__DATA SHOWN__
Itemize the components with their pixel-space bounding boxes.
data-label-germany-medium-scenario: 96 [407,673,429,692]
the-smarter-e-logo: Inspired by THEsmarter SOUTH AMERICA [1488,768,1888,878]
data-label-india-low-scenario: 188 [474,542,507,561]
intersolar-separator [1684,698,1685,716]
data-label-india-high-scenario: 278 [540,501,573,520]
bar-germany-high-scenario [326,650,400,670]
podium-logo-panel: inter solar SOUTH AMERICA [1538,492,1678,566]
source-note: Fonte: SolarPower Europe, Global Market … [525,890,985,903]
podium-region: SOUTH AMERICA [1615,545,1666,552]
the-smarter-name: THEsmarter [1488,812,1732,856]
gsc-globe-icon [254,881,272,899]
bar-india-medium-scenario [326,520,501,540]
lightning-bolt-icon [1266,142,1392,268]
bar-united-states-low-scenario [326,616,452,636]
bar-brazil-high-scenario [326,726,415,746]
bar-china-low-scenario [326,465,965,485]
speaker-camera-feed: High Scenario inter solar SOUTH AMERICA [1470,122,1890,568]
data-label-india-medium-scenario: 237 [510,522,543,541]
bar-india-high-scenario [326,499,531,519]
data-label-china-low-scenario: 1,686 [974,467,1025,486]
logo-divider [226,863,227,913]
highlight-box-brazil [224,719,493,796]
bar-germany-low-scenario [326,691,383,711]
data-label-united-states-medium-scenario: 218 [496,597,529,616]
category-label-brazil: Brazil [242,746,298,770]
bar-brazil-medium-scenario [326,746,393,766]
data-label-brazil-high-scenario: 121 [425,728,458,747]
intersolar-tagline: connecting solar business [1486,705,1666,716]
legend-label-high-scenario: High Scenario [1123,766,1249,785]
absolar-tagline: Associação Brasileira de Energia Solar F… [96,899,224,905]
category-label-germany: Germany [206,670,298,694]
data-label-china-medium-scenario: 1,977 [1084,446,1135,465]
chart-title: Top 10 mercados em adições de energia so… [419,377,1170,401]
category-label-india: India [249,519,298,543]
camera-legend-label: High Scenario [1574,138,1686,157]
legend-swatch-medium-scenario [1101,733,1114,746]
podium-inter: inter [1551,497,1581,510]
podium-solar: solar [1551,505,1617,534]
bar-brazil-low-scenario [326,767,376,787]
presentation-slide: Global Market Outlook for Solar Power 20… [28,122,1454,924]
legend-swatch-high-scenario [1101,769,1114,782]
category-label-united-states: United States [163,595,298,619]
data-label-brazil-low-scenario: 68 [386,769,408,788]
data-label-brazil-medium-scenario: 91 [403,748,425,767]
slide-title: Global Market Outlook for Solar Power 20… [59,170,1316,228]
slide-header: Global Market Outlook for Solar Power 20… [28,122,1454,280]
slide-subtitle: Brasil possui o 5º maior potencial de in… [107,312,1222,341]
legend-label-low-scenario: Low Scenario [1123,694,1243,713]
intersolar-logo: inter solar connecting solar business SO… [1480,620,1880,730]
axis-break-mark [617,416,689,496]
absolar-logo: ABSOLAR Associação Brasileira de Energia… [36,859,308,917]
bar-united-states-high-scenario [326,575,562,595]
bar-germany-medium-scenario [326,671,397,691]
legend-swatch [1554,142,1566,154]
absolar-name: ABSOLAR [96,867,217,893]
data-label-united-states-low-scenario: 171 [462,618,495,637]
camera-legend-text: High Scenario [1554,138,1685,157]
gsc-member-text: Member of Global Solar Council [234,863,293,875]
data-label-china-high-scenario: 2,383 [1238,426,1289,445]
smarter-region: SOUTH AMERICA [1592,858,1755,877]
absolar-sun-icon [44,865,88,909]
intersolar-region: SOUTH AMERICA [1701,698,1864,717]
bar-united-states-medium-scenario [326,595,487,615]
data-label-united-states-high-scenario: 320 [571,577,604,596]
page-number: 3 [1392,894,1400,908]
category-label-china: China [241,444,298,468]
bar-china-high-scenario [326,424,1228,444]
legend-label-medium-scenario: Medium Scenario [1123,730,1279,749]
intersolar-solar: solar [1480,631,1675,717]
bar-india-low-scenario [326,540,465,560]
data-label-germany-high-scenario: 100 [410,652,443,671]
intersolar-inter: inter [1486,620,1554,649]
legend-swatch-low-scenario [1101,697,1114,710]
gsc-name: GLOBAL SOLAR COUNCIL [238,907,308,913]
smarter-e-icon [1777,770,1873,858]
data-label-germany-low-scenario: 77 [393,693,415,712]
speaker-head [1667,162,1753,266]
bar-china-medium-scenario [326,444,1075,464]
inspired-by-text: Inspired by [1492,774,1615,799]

__YOUR OBJECTIVE__
Update the entries above by replacing each "connecting solar business" with "powering solar business" and leaving everything else as it is.

__COMPLETE ANSWER__
Itemize the components with their pixel-space bounding boxes.
data-label-germany-medium-scenario: 96 [407,673,429,692]
the-smarter-e-logo: Inspired by THEsmarter SOUTH AMERICA [1488,768,1888,878]
data-label-india-low-scenario: 188 [474,542,507,561]
intersolar-separator [1684,698,1685,716]
data-label-india-high-scenario: 278 [540,501,573,520]
bar-germany-high-scenario [326,650,400,670]
podium-logo-panel: inter solar SOUTH AMERICA [1538,492,1678,566]
source-note: Fonte: SolarPower Europe, Global Market … [525,890,985,903]
podium-region: SOUTH AMERICA [1615,545,1666,552]
the-smarter-name: THEsmarter [1488,812,1732,856]
gsc-globe-icon [254,881,272,899]
bar-india-medium-scenario [326,520,501,540]
lightning-bolt-icon [1266,142,1392,268]
bar-united-states-low-scenario [326,616,452,636]
bar-brazil-high-scenario [326,726,415,746]
bar-china-low-scenario [326,465,965,485]
speaker-camera-feed: High Scenario inter solar SOUTH AMERICA [1470,122,1890,568]
data-label-india-medium-scenario: 237 [510,522,543,541]
bar-india-high-scenario [326,499,531,519]
data-label-china-low-scenario: 1,686 [974,467,1025,486]
logo-divider [226,863,227,913]
highlight-box-brazil [224,719,493,796]
bar-germany-low-scenario [326,691,383,711]
data-label-united-states-medium-scenario: 218 [496,597,529,616]
category-label-brazil: Brazil [242,746,298,770]
bar-brazil-medium-scenario [326,746,393,766]
data-label-brazil-high-scenario: 121 [425,728,458,747]
intersolar-tagline: powering solar business [1486,705,1666,716]
legend-label-high-scenario: High Scenario [1123,766,1249,785]
absolar-tagline: Associação Brasileira de Energia Solar F… [96,899,224,905]
category-label-germany: Germany [206,670,298,694]
data-label-china-medium-scenario: 1,977 [1084,446,1135,465]
chart-title: Top 10 mercados em adições de energia so… [419,377,1170,401]
category-label-india: India [249,519,298,543]
camera-legend-label: High Scenario [1574,138,1686,157]
legend-swatch-medium-scenario [1101,733,1114,746]
podium-inter: inter [1551,497,1581,510]
podium-solar: solar [1551,505,1617,534]
bar-brazil-low-scenario [326,767,376,787]
presentation-slide: Global Market Outlook for Solar Power 20… [28,122,1454,924]
legend-swatch-high-scenario [1101,769,1114,782]
category-label-united-states: United States [163,595,298,619]
data-label-brazil-low-scenario: 68 [386,769,408,788]
data-label-brazil-medium-scenario: 91 [403,748,425,767]
slide-title: Global Market Outlook for Solar Power 20… [59,170,1316,228]
slide-header: Global Market Outlook for Solar Power 20… [28,122,1454,280]
slide-subtitle: Brasil possui o 5º maior potencial de in… [107,312,1222,341]
legend-label-low-scenario: Low Scenario [1123,694,1243,713]
intersolar-logo: inter solar powering solar business SO… [1480,620,1880,730]
axis-break-mark [617,416,689,496]
absolar-logo: ABSOLAR Associação Brasileira de Energia… [36,859,308,917]
bar-united-states-high-scenario [326,575,562,595]
bar-germany-medium-scenario [326,671,397,691]
legend-swatch [1554,142,1566,154]
absolar-name: ABSOLAR [96,867,217,893]
data-label-united-states-low-scenario: 171 [462,618,495,637]
camera-legend-text: High Scenario [1554,138,1685,157]
gsc-member-text: Member of Global Solar Council [234,863,293,875]
data-label-china-high-scenario: 2,383 [1238,426,1289,445]
smarter-region: SOUTH AMERICA [1592,858,1755,877]
absolar-sun-icon [44,865,88,909]
intersolar-region: SOUTH AMERICA [1701,698,1864,717]
bar-united-states-medium-scenario [326,595,487,615]
data-label-united-states-high-scenario: 320 [571,577,604,596]
page-number: 3 [1392,894,1400,908]
category-label-china: China [241,444,298,468]
bar-china-high-scenario [326,424,1228,444]
legend-label-medium-scenario: Medium Scenario [1123,730,1279,749]
intersolar-solar: solar [1480,631,1675,717]
bar-india-low-scenario [326,540,465,560]
data-label-germany-high-scenario: 100 [410,652,443,671]
intersolar-inter: inter [1486,620,1554,649]
legend-swatch-low-scenario [1101,697,1114,710]
gsc-name: GLOBAL SOLAR COUNCIL [238,907,308,913]
smarter-e-icon [1777,770,1873,858]
data-label-germany-low-scenario: 77 [393,693,415,712]
speaker-head [1667,162,1753,266]
bar-china-medium-scenario [326,444,1075,464]
inspired-by-text: Inspired by [1492,774,1615,799]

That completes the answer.